— Objective —
How many of the lines here include "name"? Answer with a single number.

— Source material —
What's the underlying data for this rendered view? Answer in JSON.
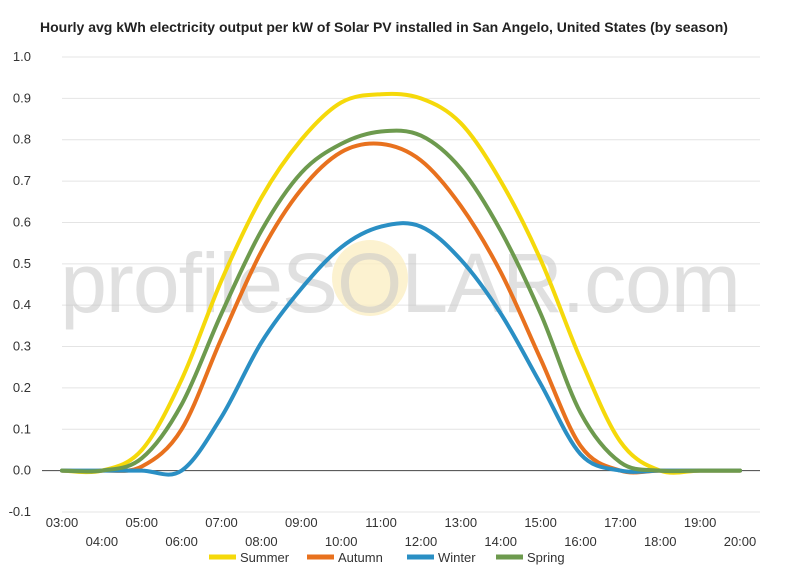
{
  "chart_data": {
    "type": "line",
    "title": "Hourly avg kWh electricity output per kW of Solar PV installed in San Angelo, United States (by season)",
    "xlabel": "",
    "ylabel": "",
    "x": [
      "03:00",
      "04:00",
      "05:00",
      "06:00",
      "07:00",
      "08:00",
      "09:00",
      "10:00",
      "11:00",
      "12:00",
      "13:00",
      "14:00",
      "15:00",
      "16:00",
      "17:00",
      "18:00",
      "19:00",
      "20:00"
    ],
    "ylim": [
      -0.1,
      1.0
    ],
    "yticks": [
      "-0.1",
      "0.0",
      "0.1",
      "0.2",
      "0.3",
      "0.4",
      "0.5",
      "0.6",
      "0.7",
      "0.8",
      "0.9",
      "1.0"
    ],
    "grid": true,
    "legend_position": "bottom",
    "series": [
      {
        "name": "Summer",
        "color": "#f5d90a",
        "values": [
          0.0,
          0.0,
          0.05,
          0.22,
          0.46,
          0.66,
          0.8,
          0.89,
          0.91,
          0.9,
          0.84,
          0.7,
          0.51,
          0.27,
          0.07,
          0.0,
          0.0,
          0.0
        ]
      },
      {
        "name": "Autumn",
        "color": "#e8711e",
        "values": [
          0.0,
          0.0,
          0.01,
          0.1,
          0.32,
          0.53,
          0.68,
          0.77,
          0.79,
          0.75,
          0.64,
          0.48,
          0.27,
          0.06,
          0.0,
          0.0,
          0.0,
          0.0
        ]
      },
      {
        "name": "Winter",
        "color": "#2a8fc4",
        "values": [
          0.0,
          0.0,
          0.0,
          0.0,
          0.13,
          0.31,
          0.44,
          0.54,
          0.59,
          0.59,
          0.51,
          0.38,
          0.21,
          0.04,
          0.0,
          0.0,
          0.0,
          0.0
        ]
      },
      {
        "name": "Spring",
        "color": "#6d9a4e",
        "values": [
          0.0,
          0.0,
          0.03,
          0.16,
          0.38,
          0.58,
          0.72,
          0.79,
          0.82,
          0.81,
          0.73,
          0.58,
          0.38,
          0.14,
          0.02,
          0.0,
          0.0,
          0.0
        ]
      }
    ],
    "watermark": "profileSOLAR.com"
  }
}
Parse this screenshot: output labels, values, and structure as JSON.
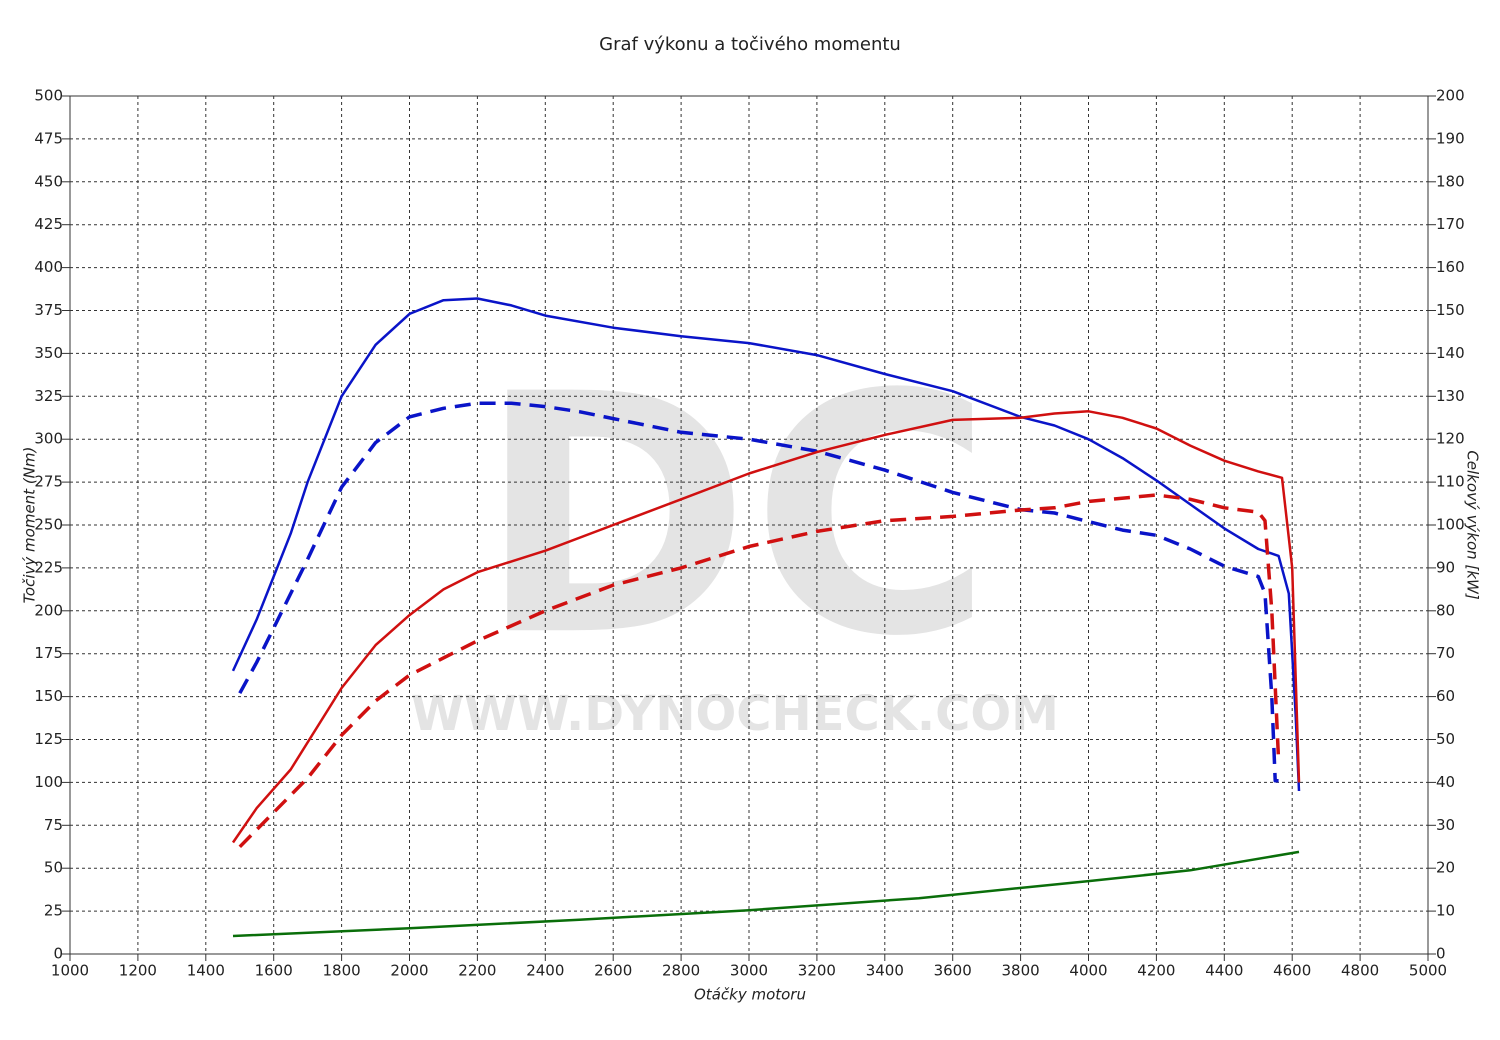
{
  "chart_data": {
    "type": "line",
    "title": "Graf výkonu a točivého momentu",
    "watermark": [
      "DC",
      "WWW.DYNOCHECK.COM"
    ],
    "x_label": "Otáčky motoru",
    "y_label": "Točivý moment (Nm)",
    "y2_label": "Celkový výkon [kW]",
    "xlim": [
      1000,
      5000
    ],
    "xticks": [
      1000,
      1200,
      1400,
      1600,
      1800,
      2000,
      2200,
      2400,
      2600,
      2800,
      3000,
      3200,
      3400,
      3600,
      3800,
      4000,
      4200,
      4400,
      4600,
      4800,
      5000
    ],
    "ylim": [
      0,
      500
    ],
    "yticks": [
      0,
      25,
      50,
      75,
      100,
      125,
      150,
      175,
      200,
      225,
      250,
      275,
      300,
      325,
      350,
      375,
      400,
      425,
      450,
      475,
      500
    ],
    "y2lim": [
      0,
      200
    ],
    "y2ticks": [
      0,
      10,
      20,
      30,
      40,
      50,
      60,
      70,
      80,
      90,
      100,
      110,
      120,
      130,
      140,
      150,
      160,
      170,
      180,
      190,
      200
    ],
    "grid": true,
    "series": [
      {
        "color": "#0a14c8",
        "dash": false,
        "axis": "y",
        "x": [
          1480,
          1550,
          1600,
          1650,
          1700,
          1800,
          1900,
          2000,
          2100,
          2200,
          2300,
          2400,
          2600,
          2800,
          3000,
          3200,
          3400,
          3600,
          3800,
          3900,
          4000,
          4100,
          4200,
          4300,
          4400,
          4500,
          4560,
          4590,
          4610,
          4620
        ],
        "values": [
          165,
          195,
          220,
          245,
          275,
          325,
          355,
          373,
          381,
          382,
          378,
          372,
          365,
          360,
          356,
          349,
          338,
          328,
          313,
          308,
          300,
          289,
          276,
          262,
          248,
          236,
          232,
          210,
          140,
          95
        ]
      },
      {
        "color": "#0a14c8",
        "dash": true,
        "axis": "y",
        "x": [
          1500,
          1550,
          1600,
          1700,
          1800,
          1900,
          2000,
          2100,
          2200,
          2300,
          2400,
          2500,
          2600,
          2800,
          3000,
          3200,
          3400,
          3600,
          3800,
          3900,
          4000,
          4100,
          4200,
          4300,
          4400,
          4500,
          4520,
          4540,
          4550,
          4560
        ],
        "values": [
          152,
          170,
          190,
          230,
          272,
          298,
          313,
          318,
          321,
          321,
          319,
          316,
          312,
          304,
          300,
          293,
          282,
          269,
          259,
          257,
          252,
          247,
          244,
          236,
          226,
          220,
          210,
          150,
          101,
          101
        ]
      },
      {
        "color": "#d01010",
        "dash": false,
        "axis": "y2",
        "x": [
          1480,
          1550,
          1650,
          1800,
          1900,
          2000,
          2100,
          2200,
          2400,
          2600,
          2800,
          3000,
          3200,
          3400,
          3600,
          3800,
          3900,
          4000,
          4100,
          4200,
          4300,
          4400,
          4500,
          4570,
          4600,
          4620
        ],
        "values": [
          26,
          34,
          43,
          62,
          72,
          79,
          85,
          89,
          94,
          100,
          106,
          112,
          117,
          121,
          124.5,
          125,
          126,
          126.5,
          125,
          122.5,
          118.5,
          115,
          112.5,
          111,
          90,
          40
        ]
      },
      {
        "color": "#d01010",
        "dash": true,
        "axis": "y2",
        "x": [
          1500,
          1600,
          1700,
          1800,
          1900,
          2000,
          2200,
          2400,
          2600,
          2800,
          3000,
          3200,
          3400,
          3600,
          3800,
          3900,
          4000,
          4200,
          4300,
          4400,
          4500,
          4520,
          4540,
          4560
        ],
        "values": [
          25,
          33,
          41,
          51,
          59,
          65,
          73,
          80,
          86,
          90,
          95,
          98.5,
          101,
          102,
          103.5,
          104,
          105.5,
          107,
          106,
          104,
          103,
          101,
          80,
          45
        ]
      },
      {
        "color": "#0a6e0a",
        "dash": false,
        "axis": "y2",
        "x": [
          1480,
          2000,
          2500,
          3000,
          3500,
          4000,
          4300,
          4620
        ],
        "values": [
          4.2,
          6,
          8,
          10.2,
          13,
          17,
          19.5,
          23.8
        ]
      }
    ]
  }
}
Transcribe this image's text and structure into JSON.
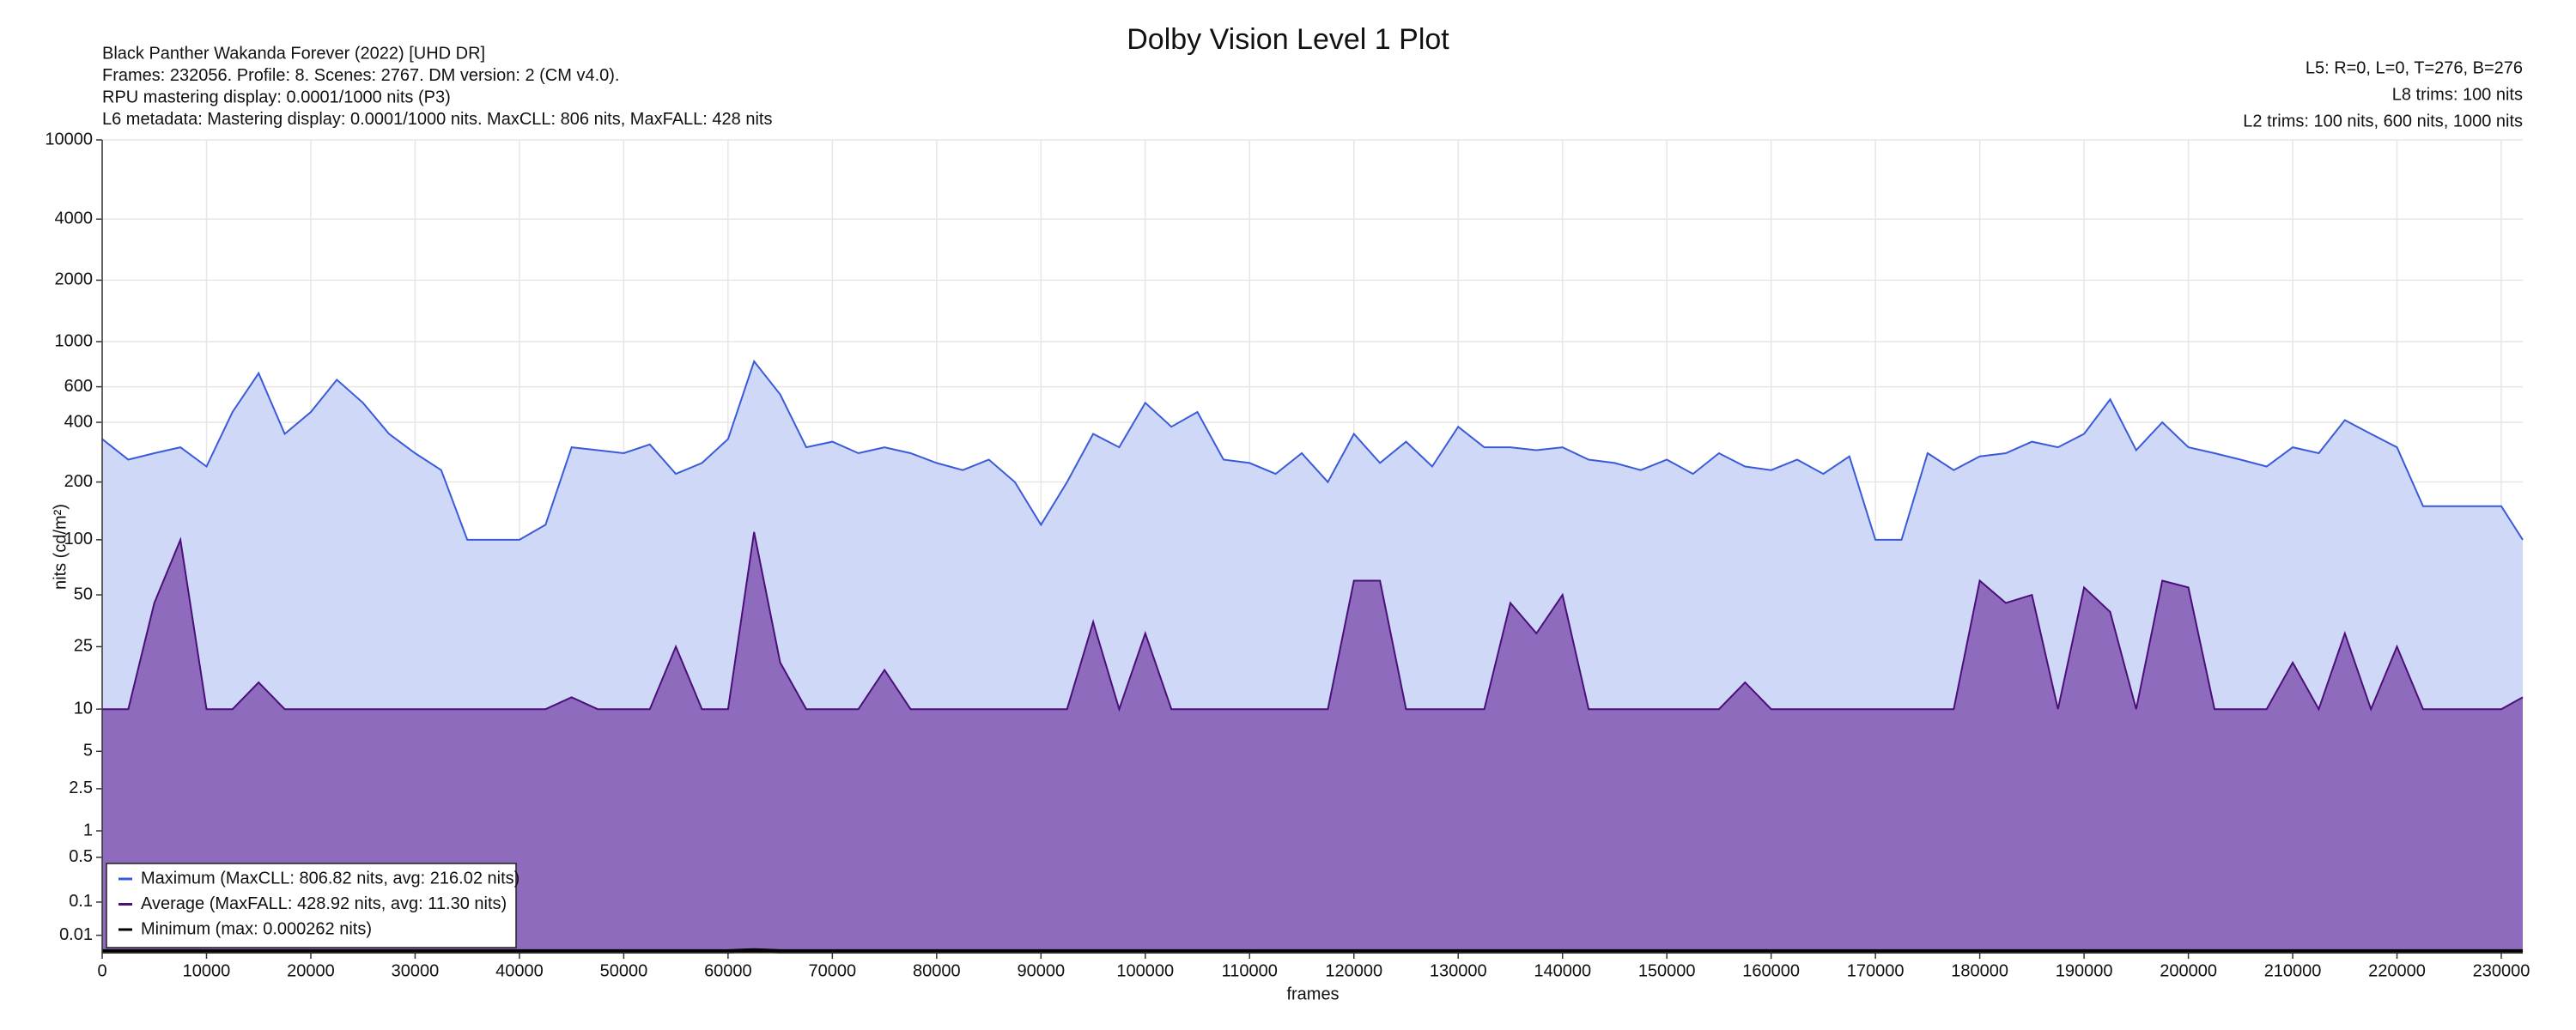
{
  "chart_data": {
    "type": "area",
    "title": "Dolby Vision Level 1 Plot",
    "annotations_left": [
      "Black Panther Wakanda Forever (2022) [UHD DR]",
      "Frames: 232056. Profile: 8. Scenes: 2767. DM version: 2 (CM v4.0).",
      "RPU mastering display: 0.0001/1000 nits  (P3)",
      "L6 metadata: Mastering display: 0.0001/1000 nits. MaxCLL: 806 nits, MaxFALL: 428 nits"
    ],
    "annotations_right": [
      "L5: R=0, L=0, T=276, B=276",
      "L8 trims: 100 nits",
      "L2 trims: 100 nits, 600 nits, 1000 nits"
    ],
    "xlabel": "frames",
    "ylabel": "nits (cd/m²)",
    "y_scale": "pq",
    "grid": true,
    "legend": "lower left",
    "xlim": [
      0,
      232056
    ],
    "xticks": [
      0,
      10000,
      20000,
      30000,
      40000,
      50000,
      60000,
      70000,
      80000,
      90000,
      100000,
      110000,
      120000,
      130000,
      140000,
      150000,
      160000,
      170000,
      180000,
      190000,
      200000,
      210000,
      220000,
      230000
    ],
    "ylim": [
      0,
      10000
    ],
    "yticks": [
      0.01,
      0.1,
      0.5,
      1,
      2.5,
      5,
      10,
      25,
      50,
      100,
      200,
      400,
      600,
      1000,
      2000,
      4000,
      10000
    ],
    "x": [
      0,
      2500,
      5000,
      7500,
      10000,
      12500,
      15000,
      17500,
      20000,
      22500,
      25000,
      27500,
      30000,
      32500,
      35000,
      37500,
      40000,
      42500,
      45000,
      47500,
      50000,
      52500,
      55000,
      57500,
      60000,
      62500,
      65000,
      67500,
      70000,
      72500,
      75000,
      77500,
      80000,
      82500,
      85000,
      87500,
      90000,
      92500,
      95000,
      97500,
      100000,
      102500,
      105000,
      107500,
      110000,
      112500,
      115000,
      117500,
      120000,
      122500,
      125000,
      127500,
      130000,
      132500,
      135000,
      137500,
      140000,
      142500,
      145000,
      147500,
      150000,
      152500,
      155000,
      157500,
      160000,
      162500,
      165000,
      167500,
      170000,
      172500,
      175000,
      177500,
      180000,
      182500,
      185000,
      187500,
      190000,
      192500,
      195000,
      197500,
      200000,
      202500,
      205000,
      207500,
      210000,
      212500,
      215000,
      217500,
      220000,
      222500,
      225000,
      227500,
      230000,
      232056
    ],
    "series": [
      {
        "name": "Maximum (MaxCLL: 806.82 nits, avg: 216.02 nits)",
        "color": "#3a5bd9",
        "fill": "#d0d8f7",
        "values": [
          330,
          260,
          280,
          300,
          240,
          450,
          700,
          350,
          450,
          650,
          500,
          350,
          280,
          230,
          100,
          100,
          100,
          120,
          300,
          290,
          280,
          310,
          220,
          250,
          330,
          800,
          550,
          300,
          320,
          280,
          300,
          280,
          250,
          230,
          260,
          200,
          120,
          200,
          350,
          300,
          500,
          380,
          450,
          260,
          250,
          220,
          280,
          200,
          350,
          250,
          320,
          240,
          380,
          300,
          300,
          290,
          300,
          260,
          250,
          230,
          260,
          220,
          280,
          240,
          230,
          260,
          220,
          270,
          100,
          100,
          280,
          230,
          270,
          280,
          320,
          300,
          350,
          520,
          290,
          400,
          300,
          280,
          260,
          240,
          300,
          280,
          410,
          350,
          300,
          150,
          150,
          150,
          150,
          100
        ]
      },
      {
        "name": "Average (MaxFALL: 428.92 nits, avg: 11.30 nits)",
        "color": "#4b0f7a",
        "fill": "#8e6bbd",
        "values": [
          10,
          10,
          45,
          100,
          10,
          10,
          15,
          10,
          10,
          10,
          10,
          10,
          10,
          10,
          10,
          10,
          10,
          10,
          12,
          10,
          10,
          10,
          25,
          10,
          10,
          110,
          20,
          10,
          10,
          10,
          18,
          10,
          10,
          10,
          10,
          10,
          10,
          10,
          35,
          10,
          30,
          10,
          10,
          10,
          10,
          10,
          10,
          10,
          60,
          60,
          10,
          10,
          10,
          10,
          45,
          30,
          50,
          10,
          10,
          10,
          10,
          10,
          10,
          15,
          10,
          10,
          10,
          10,
          10,
          10,
          10,
          10,
          60,
          45,
          50,
          10,
          55,
          40,
          10,
          60,
          55,
          10,
          10,
          10,
          20,
          10,
          30,
          10,
          25,
          10,
          10,
          10,
          10,
          12
        ]
      },
      {
        "name": "Minimum (max: 0.000262 nits)",
        "color": "#000000",
        "values": [
          0.0001,
          0.0001,
          0.0001,
          0.0001,
          0.0001,
          0.0001,
          0.0001,
          0.0001,
          0.0001,
          0.0001,
          0.0001,
          0.0001,
          0.0001,
          0.0001,
          0.0001,
          0.0001,
          0.0001,
          0.0001,
          0.0001,
          0.0001,
          0.0001,
          0.0001,
          0.0001,
          0.0001,
          0.0001,
          0.000262,
          0.0001,
          0.0001,
          0.0001,
          0.0001,
          0.0001,
          0.0001,
          0.0001,
          0.0001,
          0.0001,
          0.0001,
          0.0001,
          0.0001,
          0.0001,
          0.0001,
          0.0001,
          0.0001,
          0.0001,
          0.0001,
          0.0001,
          0.0001,
          0.0001,
          0.0001,
          0.0001,
          0.0001,
          0.0001,
          0.0001,
          0.0001,
          0.0001,
          0.0001,
          0.0001,
          0.0001,
          0.0001,
          0.0001,
          0.0001,
          0.0001,
          0.0001,
          0.0001,
          0.0001,
          0.0001,
          0.0001,
          0.0001,
          0.0001,
          0.0001,
          0.0001,
          0.0001,
          0.0001,
          0.0001,
          0.0001,
          0.0001,
          0.0001,
          0.0001,
          0.0001,
          0.0001,
          0.0001,
          0.0001,
          0.0001,
          0.0001,
          0.0001,
          0.0001,
          0.0001,
          0.0001,
          0.0001,
          0.0001,
          0.0001,
          0.0001,
          0.0001,
          0.0001,
          0.0001
        ]
      }
    ]
  }
}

— Exercise solution —
7